• _Requirements_
From the listing below, return each line that includes "multe".

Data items

BEGIN

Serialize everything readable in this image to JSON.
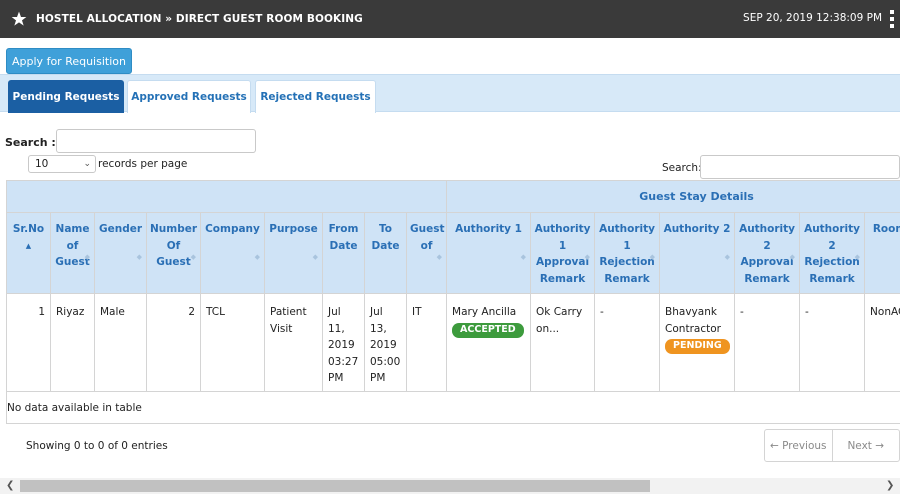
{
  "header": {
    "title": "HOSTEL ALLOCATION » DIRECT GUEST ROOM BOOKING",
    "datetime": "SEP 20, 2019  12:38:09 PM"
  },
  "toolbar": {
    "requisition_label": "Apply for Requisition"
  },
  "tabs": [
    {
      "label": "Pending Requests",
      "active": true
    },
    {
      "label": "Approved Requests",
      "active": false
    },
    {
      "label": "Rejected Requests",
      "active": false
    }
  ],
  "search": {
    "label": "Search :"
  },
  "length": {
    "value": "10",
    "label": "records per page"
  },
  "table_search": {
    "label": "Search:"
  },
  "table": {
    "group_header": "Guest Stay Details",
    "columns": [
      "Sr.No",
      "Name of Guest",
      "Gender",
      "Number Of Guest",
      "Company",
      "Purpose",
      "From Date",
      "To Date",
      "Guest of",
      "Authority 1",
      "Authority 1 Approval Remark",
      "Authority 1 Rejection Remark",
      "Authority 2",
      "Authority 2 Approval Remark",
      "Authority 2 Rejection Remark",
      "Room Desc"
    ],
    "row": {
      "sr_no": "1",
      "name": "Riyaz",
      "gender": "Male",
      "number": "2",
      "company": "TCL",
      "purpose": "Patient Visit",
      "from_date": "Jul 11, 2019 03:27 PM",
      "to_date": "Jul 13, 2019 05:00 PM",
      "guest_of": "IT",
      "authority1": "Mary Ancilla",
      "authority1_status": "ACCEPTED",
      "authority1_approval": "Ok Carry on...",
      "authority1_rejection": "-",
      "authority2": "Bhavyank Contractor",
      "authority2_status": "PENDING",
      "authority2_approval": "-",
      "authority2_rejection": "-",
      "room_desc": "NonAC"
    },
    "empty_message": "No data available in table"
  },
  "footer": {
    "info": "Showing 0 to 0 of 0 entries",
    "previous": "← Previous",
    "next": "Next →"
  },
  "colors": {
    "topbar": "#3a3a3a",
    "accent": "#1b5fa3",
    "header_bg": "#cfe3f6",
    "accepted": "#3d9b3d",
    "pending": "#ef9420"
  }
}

END
BEGIN

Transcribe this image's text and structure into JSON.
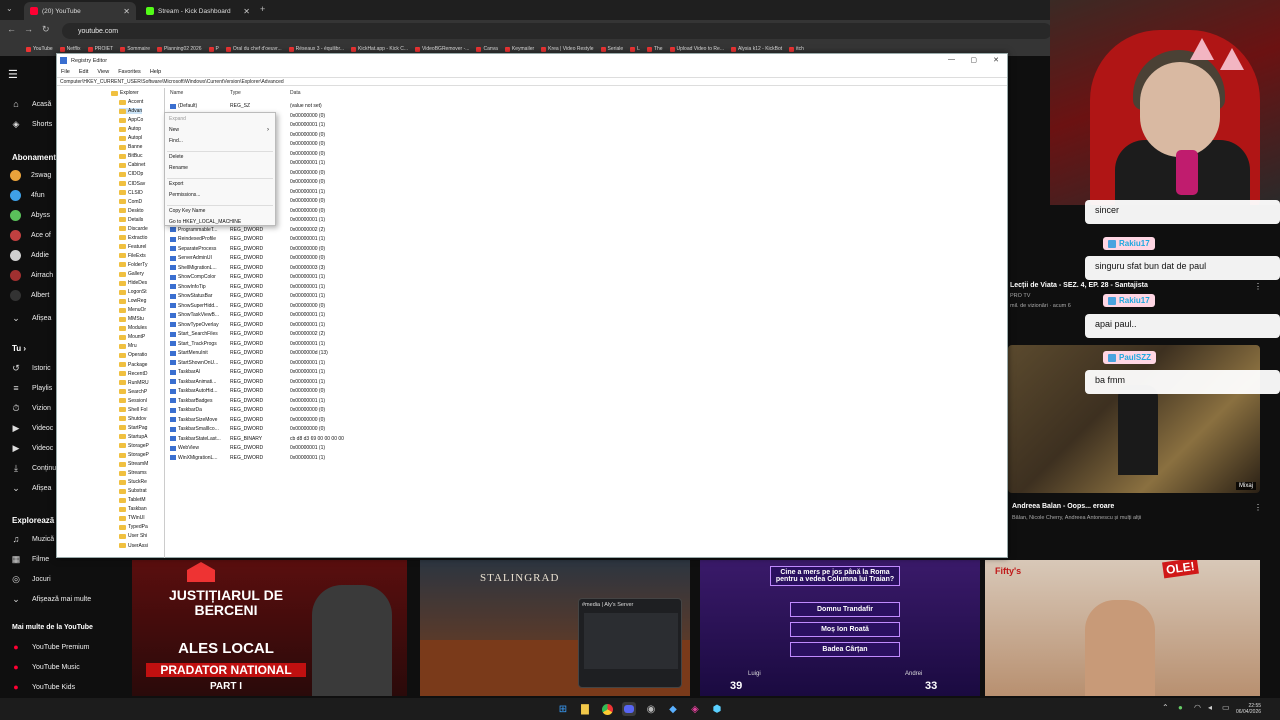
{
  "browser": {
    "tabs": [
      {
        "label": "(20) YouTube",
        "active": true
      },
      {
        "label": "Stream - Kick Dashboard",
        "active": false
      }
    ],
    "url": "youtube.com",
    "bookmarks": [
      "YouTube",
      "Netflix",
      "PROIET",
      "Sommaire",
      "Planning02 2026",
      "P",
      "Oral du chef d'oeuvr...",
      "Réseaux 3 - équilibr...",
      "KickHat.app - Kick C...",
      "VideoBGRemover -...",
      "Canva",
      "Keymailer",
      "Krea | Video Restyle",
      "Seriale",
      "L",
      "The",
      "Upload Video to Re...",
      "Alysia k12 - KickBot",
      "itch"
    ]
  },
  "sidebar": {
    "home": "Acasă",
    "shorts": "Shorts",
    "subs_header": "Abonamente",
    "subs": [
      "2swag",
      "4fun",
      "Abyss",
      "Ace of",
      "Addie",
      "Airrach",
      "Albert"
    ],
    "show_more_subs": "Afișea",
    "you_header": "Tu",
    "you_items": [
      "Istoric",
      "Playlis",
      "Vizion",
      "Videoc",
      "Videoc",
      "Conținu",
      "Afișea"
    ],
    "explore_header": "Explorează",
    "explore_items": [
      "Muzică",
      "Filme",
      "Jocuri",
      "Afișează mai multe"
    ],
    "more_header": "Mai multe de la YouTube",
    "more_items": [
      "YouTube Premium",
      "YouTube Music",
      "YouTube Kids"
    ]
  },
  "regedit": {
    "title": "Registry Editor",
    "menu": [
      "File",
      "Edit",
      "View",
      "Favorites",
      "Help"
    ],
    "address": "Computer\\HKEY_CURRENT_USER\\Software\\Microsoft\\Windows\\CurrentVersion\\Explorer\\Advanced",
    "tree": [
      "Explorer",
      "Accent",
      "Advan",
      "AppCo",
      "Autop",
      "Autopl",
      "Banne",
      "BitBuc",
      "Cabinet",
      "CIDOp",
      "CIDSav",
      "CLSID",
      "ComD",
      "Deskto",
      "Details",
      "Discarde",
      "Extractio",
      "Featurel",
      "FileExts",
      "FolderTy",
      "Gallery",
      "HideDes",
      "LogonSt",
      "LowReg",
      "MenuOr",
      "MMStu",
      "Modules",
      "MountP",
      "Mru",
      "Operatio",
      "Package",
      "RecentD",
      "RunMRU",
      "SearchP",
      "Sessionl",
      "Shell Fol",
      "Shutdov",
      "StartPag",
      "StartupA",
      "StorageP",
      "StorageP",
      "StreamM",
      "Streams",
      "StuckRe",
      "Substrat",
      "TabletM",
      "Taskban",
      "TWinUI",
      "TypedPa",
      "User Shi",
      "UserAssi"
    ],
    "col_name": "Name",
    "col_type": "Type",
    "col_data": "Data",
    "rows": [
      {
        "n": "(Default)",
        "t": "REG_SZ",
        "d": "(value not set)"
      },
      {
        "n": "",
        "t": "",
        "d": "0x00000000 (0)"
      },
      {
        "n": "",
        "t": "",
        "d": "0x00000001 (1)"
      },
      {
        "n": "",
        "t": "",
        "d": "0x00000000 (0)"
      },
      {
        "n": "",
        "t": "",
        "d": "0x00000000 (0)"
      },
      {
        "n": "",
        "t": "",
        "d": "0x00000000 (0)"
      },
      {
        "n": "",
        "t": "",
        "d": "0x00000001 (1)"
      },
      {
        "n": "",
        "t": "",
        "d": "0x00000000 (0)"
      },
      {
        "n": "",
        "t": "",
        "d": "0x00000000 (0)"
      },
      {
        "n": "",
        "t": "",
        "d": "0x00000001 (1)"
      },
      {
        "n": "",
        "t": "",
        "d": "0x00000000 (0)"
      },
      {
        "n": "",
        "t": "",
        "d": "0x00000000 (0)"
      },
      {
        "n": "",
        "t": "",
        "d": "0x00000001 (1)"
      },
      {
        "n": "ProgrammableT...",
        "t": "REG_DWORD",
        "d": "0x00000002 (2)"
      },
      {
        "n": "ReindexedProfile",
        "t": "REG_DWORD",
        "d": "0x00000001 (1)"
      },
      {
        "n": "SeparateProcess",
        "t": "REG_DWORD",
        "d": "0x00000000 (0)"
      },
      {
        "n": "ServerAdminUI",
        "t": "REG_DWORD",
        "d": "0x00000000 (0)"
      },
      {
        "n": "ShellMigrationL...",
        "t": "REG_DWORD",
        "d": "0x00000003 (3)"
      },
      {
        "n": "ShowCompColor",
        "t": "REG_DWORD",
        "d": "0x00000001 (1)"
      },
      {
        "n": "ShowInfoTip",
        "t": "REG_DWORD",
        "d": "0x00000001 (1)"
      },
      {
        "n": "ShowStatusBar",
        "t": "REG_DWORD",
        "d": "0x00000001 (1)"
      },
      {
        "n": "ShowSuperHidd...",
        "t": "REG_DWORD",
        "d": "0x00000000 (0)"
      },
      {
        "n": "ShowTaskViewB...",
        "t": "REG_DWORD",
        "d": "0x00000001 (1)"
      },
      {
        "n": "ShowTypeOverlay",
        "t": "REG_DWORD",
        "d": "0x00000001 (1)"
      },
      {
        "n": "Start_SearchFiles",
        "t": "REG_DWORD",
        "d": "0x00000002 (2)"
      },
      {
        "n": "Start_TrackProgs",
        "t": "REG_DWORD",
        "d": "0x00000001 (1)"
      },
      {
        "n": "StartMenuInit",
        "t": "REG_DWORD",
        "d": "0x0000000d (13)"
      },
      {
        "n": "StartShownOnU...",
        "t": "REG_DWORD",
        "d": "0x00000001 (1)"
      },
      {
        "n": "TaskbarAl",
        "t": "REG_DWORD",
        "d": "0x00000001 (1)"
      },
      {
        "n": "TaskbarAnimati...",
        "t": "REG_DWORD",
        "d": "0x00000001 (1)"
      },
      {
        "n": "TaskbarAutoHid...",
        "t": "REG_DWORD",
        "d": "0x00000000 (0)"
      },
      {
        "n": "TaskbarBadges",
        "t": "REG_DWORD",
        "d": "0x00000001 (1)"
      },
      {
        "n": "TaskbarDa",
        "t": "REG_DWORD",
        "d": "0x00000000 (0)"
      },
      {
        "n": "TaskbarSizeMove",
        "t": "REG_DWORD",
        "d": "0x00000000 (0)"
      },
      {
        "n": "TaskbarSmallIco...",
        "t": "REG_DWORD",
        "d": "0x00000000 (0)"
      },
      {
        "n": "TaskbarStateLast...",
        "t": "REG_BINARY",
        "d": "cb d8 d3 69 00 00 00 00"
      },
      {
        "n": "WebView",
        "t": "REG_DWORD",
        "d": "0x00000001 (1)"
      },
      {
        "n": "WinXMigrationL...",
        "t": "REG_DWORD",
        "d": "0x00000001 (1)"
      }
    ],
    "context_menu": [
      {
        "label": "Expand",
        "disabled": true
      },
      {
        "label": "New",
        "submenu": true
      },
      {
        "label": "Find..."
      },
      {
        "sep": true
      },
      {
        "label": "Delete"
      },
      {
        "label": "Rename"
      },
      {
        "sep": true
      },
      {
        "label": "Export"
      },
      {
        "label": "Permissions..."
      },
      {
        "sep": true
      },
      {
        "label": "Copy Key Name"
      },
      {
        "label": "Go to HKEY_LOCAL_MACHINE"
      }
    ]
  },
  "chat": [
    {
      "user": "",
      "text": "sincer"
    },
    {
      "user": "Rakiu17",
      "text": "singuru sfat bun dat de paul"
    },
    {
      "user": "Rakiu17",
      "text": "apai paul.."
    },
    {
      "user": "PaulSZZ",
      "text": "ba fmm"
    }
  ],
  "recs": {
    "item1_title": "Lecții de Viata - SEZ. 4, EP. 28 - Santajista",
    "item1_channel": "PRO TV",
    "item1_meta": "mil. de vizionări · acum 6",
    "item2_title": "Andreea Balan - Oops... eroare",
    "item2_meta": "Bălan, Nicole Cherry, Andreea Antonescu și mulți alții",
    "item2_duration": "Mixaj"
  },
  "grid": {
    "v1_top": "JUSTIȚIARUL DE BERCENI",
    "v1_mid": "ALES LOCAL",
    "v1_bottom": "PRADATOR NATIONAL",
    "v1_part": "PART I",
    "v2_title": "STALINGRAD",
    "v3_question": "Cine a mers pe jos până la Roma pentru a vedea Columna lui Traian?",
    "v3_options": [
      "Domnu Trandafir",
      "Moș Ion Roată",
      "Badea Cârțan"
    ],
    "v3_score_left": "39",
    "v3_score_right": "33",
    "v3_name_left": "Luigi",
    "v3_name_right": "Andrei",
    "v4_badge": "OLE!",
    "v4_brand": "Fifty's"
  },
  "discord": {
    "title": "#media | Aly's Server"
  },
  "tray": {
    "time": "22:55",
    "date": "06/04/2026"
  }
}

END

• _Exercise answer_
      "Afișează mai multe"
    "more_header": "Mai multe de la YouTube",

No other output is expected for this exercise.